[Petunjuk Tugas]:
Tolong sunting lalu tuliskan kembali bagian teks tentang narasi dan kesadaran, mulai dari kata-kata yang memuat "26 September 2008" dan berhenti setelah "sebagai nilai relatif.". Ganti "adat istiadat" dengan "kebiasaan".

26 September 2008

Narasi dan Kesadaran

Moralitas lebih sering dikaitkan dengan ajaran tentang bagaimana orang harus hidup dengan baik dan benar agar menjadi manusia yang baik. Sumber utama ajaran moral adalah tradisi dan adat istiadat, ajaran agama-agama atau ideologi. Adapun etika dipahami sebagai filsafat atau pemikiran kritis dan mendasar tentang ajaran dan pandangan-pandangan moral. Namun etika juga dianggap sebagai sebuah wacana normatif meski tidak selalu harus imperatif karena bisa juga hipotetis, yang membicarakan antara baik dan buruk yang dianggap sebagai nilai relatif.

Sebagai ilmu tentang moral, tentang apa yang harus dan tidak harus dilakukan, bukan semata-mata aspek normatif baik-buruk, benar-salah, etika terkait erat dengan cara berpikir seseorang. Jika cara berpikir seseorang berbeda maka keseluruhan pengalaman hidupnya juga akan berbeda. Di sisi lain, cara berpikir sangat terkait dan dipengaruhi oleh kondisi sosio, budaya dan historis.

Selama ini, proses berpikir dan pemahaman selalu dikaitkan dengan teks dan konteks. Akan tetapi, penalaran etika tampak lebih didominasi oleh prinsip-prinsip dasar yang seringkali terlepas dari konteks. Dalam penalaran etika, prinsip-prinsip rasional menjadi tempat berpijak dan menempati posisi kunci. Ironisnya, keinginan untuk menggunakan fondasi rasional bagi moralitas justru membuat teori moral kontemporer mengabaikan bahkan menolak signifikansi narasi bagi refleksi etis. Padahal narasi merupakan sebentuk bangunan ‘realitas’ yang mampu menjembatani antara prinsip-prinsip abstrak dengan realitas kongkrit.

Narasi sebagai bangunan yang mencerminkan realitas mampu membawa persoalan moral langsung ke hadapan audiens. Bahkan ketika memahami dan menjelaskan prinsip-prinsip etis seperti keadilan, kesabaran dan kebaikan pun selalu dibutuhkan adanya narasi yang akan mendekatkan konsep dengan konteks realitas. Melalui narasi, kebaikan-keburukan dan apa yang harus dan tidak harus dilakukan menjadi lebih gamblang dan kasatmata. Sebuah solusi etis tidak akan pernah bisa berlaku universal dan bisa dipakai untuk semua situasi. Dalam situasi semacam itu dibutuhkan visi untuk memandu pilihan tindakan yang akan diambil. Visi semacam itu bisa tercermin dalam narasi.

[Daftar Entri]:

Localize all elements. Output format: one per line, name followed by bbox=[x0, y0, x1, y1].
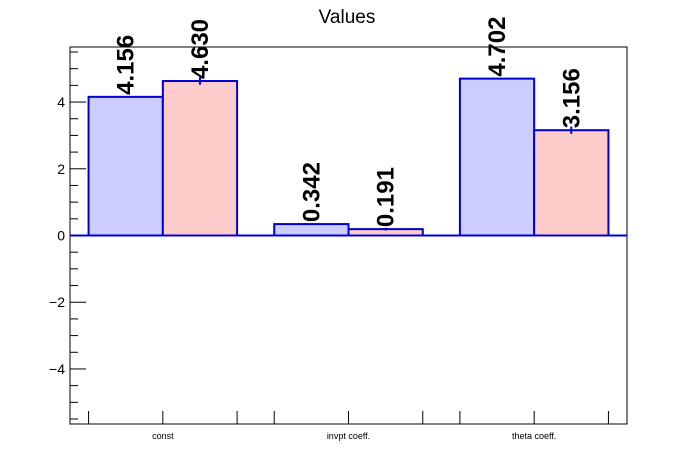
...
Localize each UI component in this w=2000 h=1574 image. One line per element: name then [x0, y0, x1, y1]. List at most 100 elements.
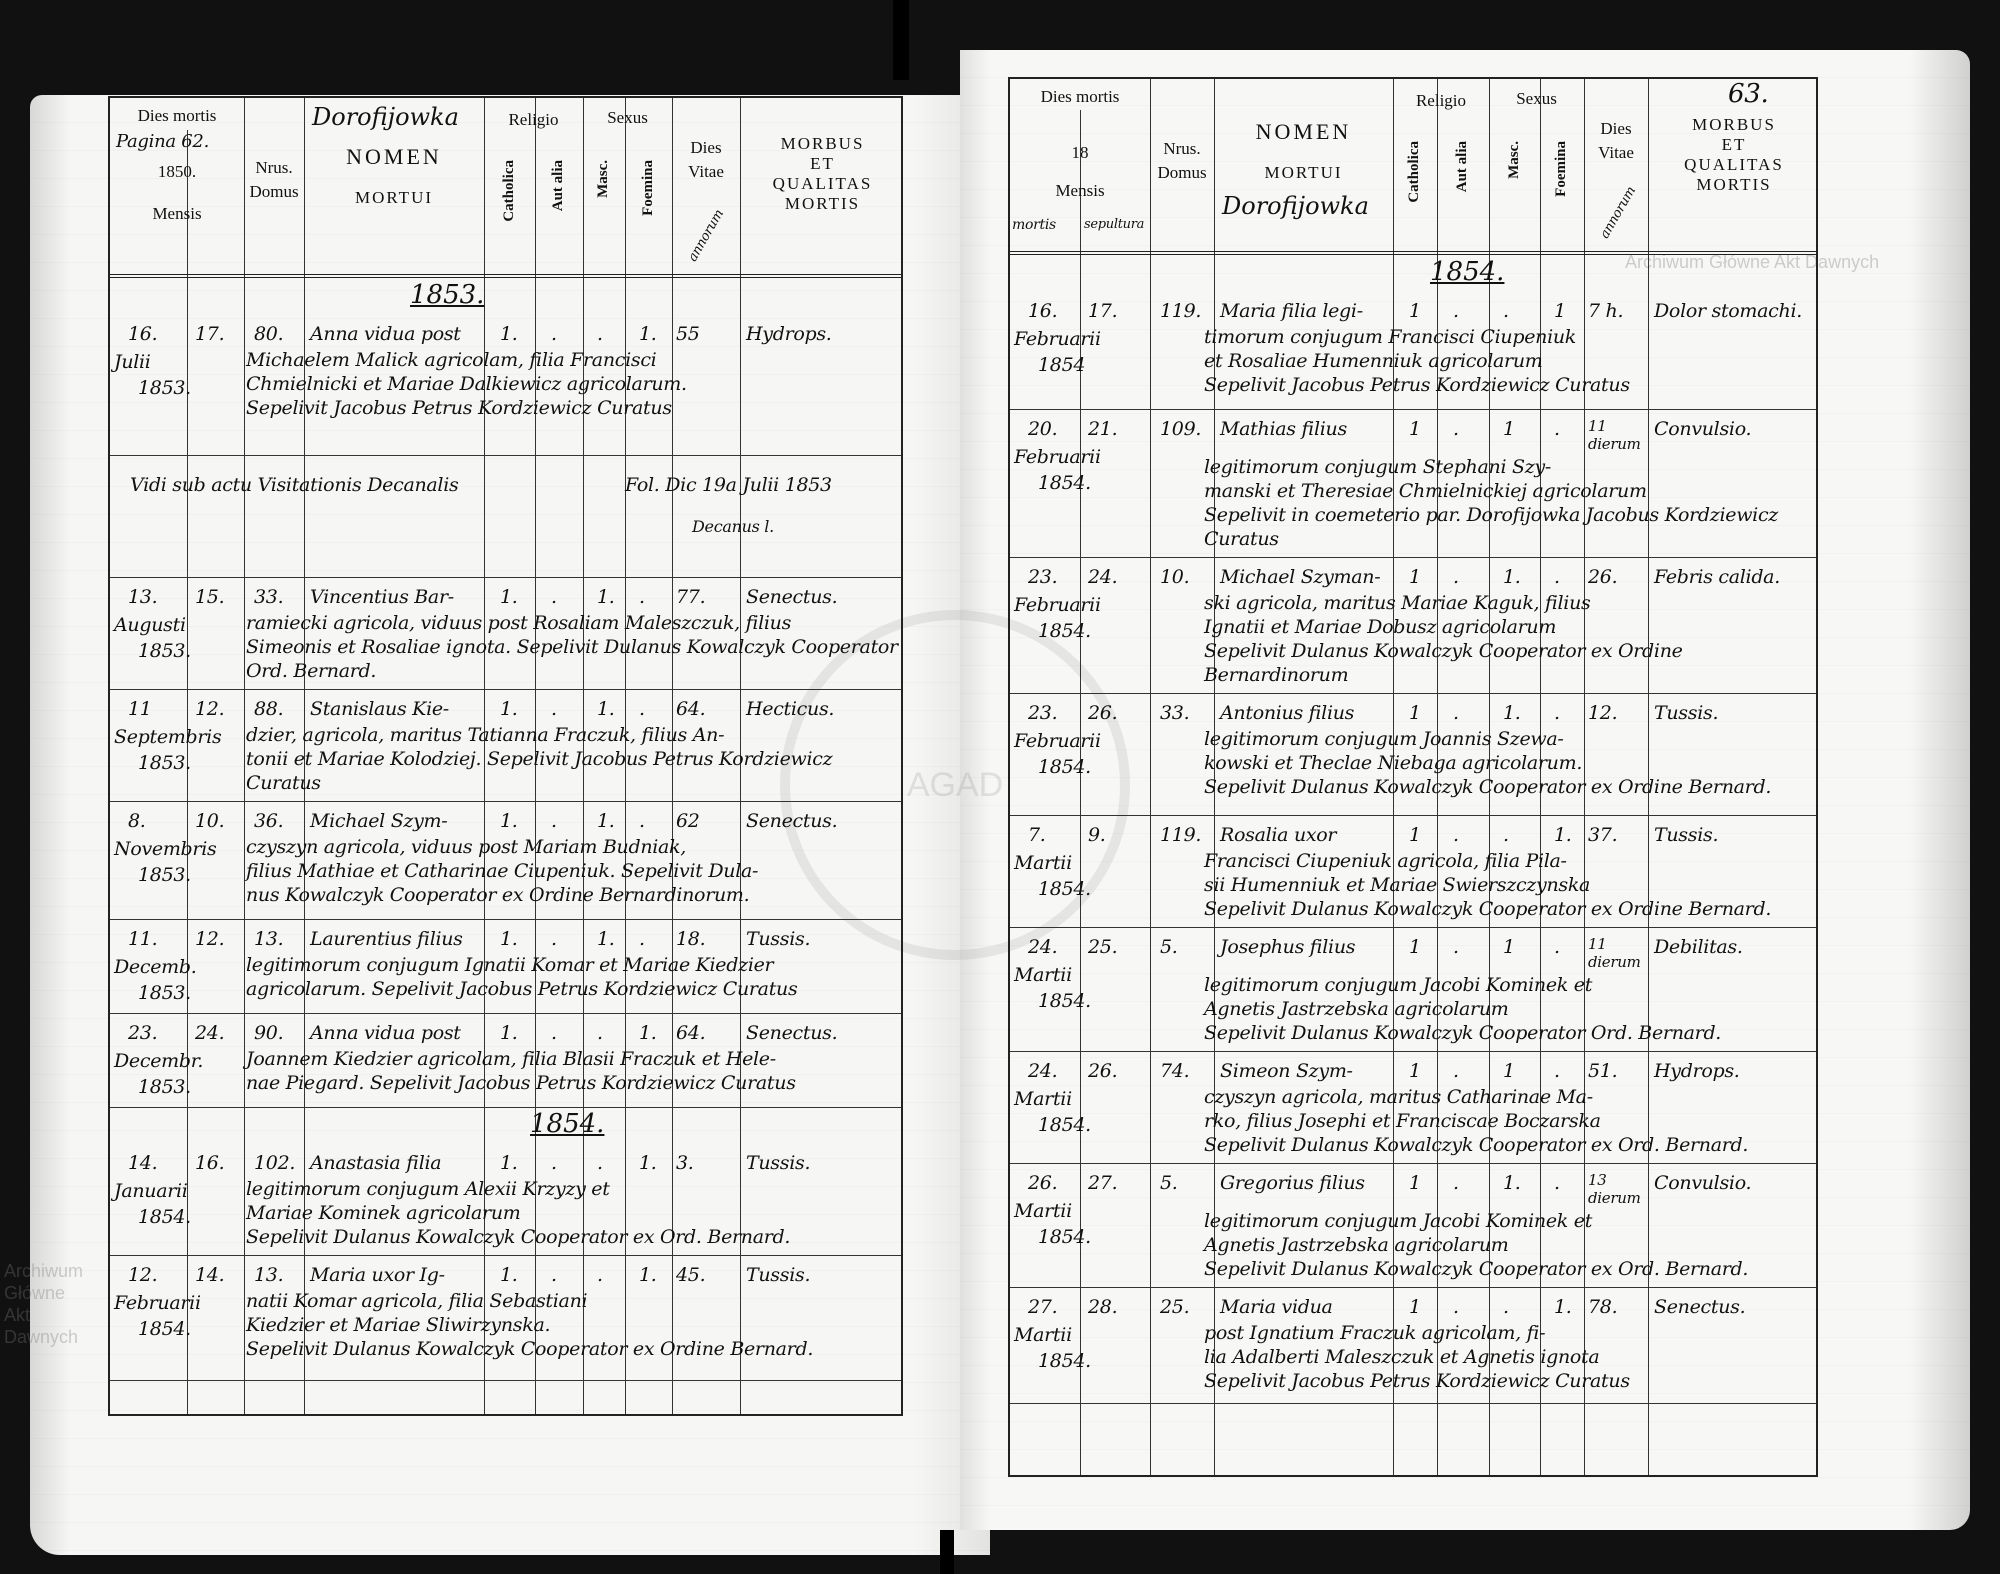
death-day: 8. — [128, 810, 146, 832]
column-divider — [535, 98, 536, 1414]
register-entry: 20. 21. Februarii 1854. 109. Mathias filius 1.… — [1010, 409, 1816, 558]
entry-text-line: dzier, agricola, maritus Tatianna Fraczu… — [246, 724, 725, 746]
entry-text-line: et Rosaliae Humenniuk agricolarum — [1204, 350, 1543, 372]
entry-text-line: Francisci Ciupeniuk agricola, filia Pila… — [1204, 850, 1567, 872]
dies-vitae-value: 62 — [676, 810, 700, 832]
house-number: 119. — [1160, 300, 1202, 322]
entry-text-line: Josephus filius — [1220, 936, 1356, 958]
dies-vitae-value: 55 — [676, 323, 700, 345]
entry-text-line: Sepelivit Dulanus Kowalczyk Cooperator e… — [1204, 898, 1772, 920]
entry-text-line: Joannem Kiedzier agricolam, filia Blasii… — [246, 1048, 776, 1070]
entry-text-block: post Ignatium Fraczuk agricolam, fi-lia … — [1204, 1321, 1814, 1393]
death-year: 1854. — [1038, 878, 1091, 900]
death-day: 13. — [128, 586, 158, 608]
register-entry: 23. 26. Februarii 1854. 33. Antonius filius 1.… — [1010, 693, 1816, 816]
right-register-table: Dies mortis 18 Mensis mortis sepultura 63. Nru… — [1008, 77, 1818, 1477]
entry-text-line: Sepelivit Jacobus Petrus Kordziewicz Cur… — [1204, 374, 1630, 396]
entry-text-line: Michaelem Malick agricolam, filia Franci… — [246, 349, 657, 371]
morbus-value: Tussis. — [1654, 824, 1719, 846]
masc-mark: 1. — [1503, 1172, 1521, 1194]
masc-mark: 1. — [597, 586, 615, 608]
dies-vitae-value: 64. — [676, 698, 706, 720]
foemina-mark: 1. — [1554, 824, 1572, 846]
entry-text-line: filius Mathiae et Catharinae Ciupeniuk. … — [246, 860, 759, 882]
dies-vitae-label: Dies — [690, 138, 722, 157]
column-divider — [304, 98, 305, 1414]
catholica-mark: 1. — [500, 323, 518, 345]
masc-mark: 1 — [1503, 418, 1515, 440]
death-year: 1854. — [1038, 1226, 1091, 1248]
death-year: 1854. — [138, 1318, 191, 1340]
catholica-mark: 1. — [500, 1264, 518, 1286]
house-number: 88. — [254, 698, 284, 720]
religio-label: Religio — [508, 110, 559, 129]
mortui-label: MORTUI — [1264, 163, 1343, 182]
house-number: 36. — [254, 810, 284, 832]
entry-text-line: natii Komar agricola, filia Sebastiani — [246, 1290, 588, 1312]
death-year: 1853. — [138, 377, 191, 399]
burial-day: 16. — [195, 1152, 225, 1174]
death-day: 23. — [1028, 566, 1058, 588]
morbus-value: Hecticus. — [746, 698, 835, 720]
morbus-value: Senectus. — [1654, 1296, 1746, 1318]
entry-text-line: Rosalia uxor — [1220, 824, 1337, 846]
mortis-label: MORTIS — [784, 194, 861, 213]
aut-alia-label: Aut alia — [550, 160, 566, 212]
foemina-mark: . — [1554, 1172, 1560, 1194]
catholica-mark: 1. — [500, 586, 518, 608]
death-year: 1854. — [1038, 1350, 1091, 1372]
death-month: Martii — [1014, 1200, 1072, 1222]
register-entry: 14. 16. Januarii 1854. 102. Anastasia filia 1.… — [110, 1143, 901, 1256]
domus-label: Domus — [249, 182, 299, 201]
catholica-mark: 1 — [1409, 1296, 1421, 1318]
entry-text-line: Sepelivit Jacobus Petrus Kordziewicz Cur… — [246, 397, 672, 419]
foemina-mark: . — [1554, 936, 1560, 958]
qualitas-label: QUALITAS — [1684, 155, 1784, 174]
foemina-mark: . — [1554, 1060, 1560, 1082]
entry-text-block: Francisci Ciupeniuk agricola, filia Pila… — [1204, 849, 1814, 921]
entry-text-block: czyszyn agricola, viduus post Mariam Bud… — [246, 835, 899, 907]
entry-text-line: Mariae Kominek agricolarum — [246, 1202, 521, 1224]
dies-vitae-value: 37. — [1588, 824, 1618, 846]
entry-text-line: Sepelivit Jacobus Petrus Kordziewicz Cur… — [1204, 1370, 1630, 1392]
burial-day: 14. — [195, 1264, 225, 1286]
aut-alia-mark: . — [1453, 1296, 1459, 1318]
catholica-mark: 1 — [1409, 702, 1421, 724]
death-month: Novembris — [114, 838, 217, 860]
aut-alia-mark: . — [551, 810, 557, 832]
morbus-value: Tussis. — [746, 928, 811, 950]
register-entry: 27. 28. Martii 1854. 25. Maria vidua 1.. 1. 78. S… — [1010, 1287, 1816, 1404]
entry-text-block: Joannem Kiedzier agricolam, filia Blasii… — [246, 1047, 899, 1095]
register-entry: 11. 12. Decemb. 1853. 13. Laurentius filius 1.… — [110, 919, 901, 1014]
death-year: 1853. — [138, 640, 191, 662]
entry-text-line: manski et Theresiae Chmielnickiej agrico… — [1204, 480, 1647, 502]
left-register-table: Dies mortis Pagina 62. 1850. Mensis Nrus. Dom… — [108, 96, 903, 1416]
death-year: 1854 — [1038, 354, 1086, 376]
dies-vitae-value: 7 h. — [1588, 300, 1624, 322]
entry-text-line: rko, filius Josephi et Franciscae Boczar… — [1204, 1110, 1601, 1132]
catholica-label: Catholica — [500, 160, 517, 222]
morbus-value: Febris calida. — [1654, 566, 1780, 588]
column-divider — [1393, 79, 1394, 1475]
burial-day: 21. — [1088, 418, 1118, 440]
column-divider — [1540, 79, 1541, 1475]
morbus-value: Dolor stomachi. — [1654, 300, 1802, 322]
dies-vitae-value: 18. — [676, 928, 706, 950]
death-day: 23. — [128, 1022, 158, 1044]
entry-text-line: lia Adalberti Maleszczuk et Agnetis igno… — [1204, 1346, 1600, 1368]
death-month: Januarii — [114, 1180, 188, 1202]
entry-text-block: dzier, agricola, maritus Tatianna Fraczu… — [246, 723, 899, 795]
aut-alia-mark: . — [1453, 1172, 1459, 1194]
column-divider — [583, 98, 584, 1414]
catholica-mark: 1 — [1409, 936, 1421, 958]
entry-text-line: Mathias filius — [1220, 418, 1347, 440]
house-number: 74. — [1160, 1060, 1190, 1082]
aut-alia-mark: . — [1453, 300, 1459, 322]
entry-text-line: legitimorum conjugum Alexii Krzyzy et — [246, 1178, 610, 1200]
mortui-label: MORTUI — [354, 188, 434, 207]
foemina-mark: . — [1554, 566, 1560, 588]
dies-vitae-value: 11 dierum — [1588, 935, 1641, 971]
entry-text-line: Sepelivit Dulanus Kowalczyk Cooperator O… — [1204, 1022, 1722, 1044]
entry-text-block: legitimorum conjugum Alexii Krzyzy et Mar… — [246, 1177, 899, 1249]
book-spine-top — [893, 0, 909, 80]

[Jawaban]:
26 September 2008

Narasi dan Kesadaran

Moralitas lebih sering dikaitkan dengan ajaran tentang bagaimana orang harus hidup dengan baik dan benar agar menjadi manusia yang baik. Sumber utama ajaran moral adalah tradisi dan kebiasaan, ajaran agama-agama atau ideologi. Adapun etika dipahami sebagai filsafat atau pemikiran kritis dan mendasar tentang ajaran dan pandangan-pandangan moral. Namun etika juga dianggap sebagai sebuah wacana normatif meski tidak selalu harus imperatif karena bisa juga hipotetis, yang membicarakan antara baik dan buruk yang dianggap sebagai nilai relatif.